Below is the data. Give it again, complete and exact.

◆ **Information shown**:
::::::::::
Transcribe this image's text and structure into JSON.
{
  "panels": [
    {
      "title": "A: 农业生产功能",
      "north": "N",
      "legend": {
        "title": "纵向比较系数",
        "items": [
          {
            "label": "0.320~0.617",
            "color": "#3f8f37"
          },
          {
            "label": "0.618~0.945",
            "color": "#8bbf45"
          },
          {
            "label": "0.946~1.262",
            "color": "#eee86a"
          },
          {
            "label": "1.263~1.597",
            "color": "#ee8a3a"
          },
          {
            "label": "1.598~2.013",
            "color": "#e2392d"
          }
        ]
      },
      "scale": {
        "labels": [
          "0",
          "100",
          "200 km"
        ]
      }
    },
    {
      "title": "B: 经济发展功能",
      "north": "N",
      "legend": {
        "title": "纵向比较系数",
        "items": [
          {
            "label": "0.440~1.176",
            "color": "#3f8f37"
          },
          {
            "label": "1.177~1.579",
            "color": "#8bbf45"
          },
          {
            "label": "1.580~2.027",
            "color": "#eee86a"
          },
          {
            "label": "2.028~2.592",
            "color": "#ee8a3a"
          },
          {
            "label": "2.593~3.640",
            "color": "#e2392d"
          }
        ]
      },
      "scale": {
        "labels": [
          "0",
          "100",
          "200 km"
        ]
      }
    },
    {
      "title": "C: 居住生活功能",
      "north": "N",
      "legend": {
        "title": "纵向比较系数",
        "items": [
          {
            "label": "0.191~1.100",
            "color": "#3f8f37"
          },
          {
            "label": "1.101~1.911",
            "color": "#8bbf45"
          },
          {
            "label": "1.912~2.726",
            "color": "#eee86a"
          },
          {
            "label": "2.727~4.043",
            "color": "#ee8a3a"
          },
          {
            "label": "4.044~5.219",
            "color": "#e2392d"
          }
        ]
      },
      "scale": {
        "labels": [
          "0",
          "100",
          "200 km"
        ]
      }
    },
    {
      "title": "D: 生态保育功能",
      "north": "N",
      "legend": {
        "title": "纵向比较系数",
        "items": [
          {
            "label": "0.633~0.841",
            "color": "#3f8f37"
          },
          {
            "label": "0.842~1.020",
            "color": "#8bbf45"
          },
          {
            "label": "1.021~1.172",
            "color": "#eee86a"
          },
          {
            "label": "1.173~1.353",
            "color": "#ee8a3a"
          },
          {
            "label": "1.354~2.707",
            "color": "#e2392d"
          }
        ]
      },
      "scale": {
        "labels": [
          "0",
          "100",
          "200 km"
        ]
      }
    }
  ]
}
::::::::::
◆ **Full answer**:
Transcribe this image's text and structure into JSON.
{
  "panels": [
    {
      "title": "A: 农业生产功能",
      "north": "N",
      "legend": {
        "title": "纵向比较系数",
        "items": [
          {
            "label": "0.320~0.617",
            "color": "#3f8f37"
          },
          {
            "label": "0.618~0.945",
            "color": "#8bbf45"
          },
          {
            "label": "0.946~1.262",
            "color": "#eee86a"
          },
          {
            "label": "1.263~1.597",
            "color": "#ee8a3a"
          },
          {
            "label": "1.598~2.013",
            "color": "#e2392d"
          }
        ]
      },
      "scale": {
        "labels": [
          "0",
          "100",
          "200 km"
        ]
      }
    },
    {
      "title": "B: 经济发展功能",
      "north": "N",
      "legend": {
        "title": "纵向比较系数",
        "items": [
          {
            "label": "0.440~1.176",
            "color": "#3f8f37"
          },
          {
            "label": "1.177~1.579",
            "color": "#8bbf45"
          },
          {
            "label": "1.580~2.027",
            "color": "#eee86a"
          },
          {
            "label": "2.028~2.592",
            "color": "#ee8a3a"
          },
          {
            "label": "2.593~3.640",
            "color": "#e2392d"
          }
        ]
      },
      "scale": {
        "labels": [
          "0",
          "100",
          "200 km"
        ]
      }
    },
    {
      "title": "C: 居住生活功能",
      "north": "N",
      "legend": {
        "title": "纵向比较系数",
        "items": [
          {
            "label": "0.191~1.100",
            "color": "#3f8f37"
          },
          {
            "label": "1.101~1.911",
            "color": "#8bbf45"
          },
          {
            "label": "1.912~2.726",
            "color": "#eee86a"
          },
          {
            "label": "2.727~4.043",
            "color": "#ee8a3a"
          },
          {
            "label": "4.044~5.219",
            "color": "#e2392d"
          }
        ]
      },
      "scale": {
        "labels": [
          "0",
          "100",
          "200 km"
        ]
      }
    },
    {
      "title": "D: 生态保育功能",
      "north": "N",
      "legend": {
        "title": "纵向比较系数",
        "items": [
          {
            "label": "0.633~0.841",
            "color": "#3f8f37"
          },
          {
            "label": "0.842~1.020",
            "color": "#8bbf45"
          },
          {
            "label": "1.021~1.172",
            "color": "#eee86a"
          },
          {
            "label": "1.173~1.353",
            "color": "#ee8a3a"
          },
          {
            "label": "1.354~2.707",
            "color": "#e2392d"
          }
        ]
      },
      "scale": {
        "labels": [
          "0",
          "100",
          "200 km"
        ]
      }
    }
  ]
}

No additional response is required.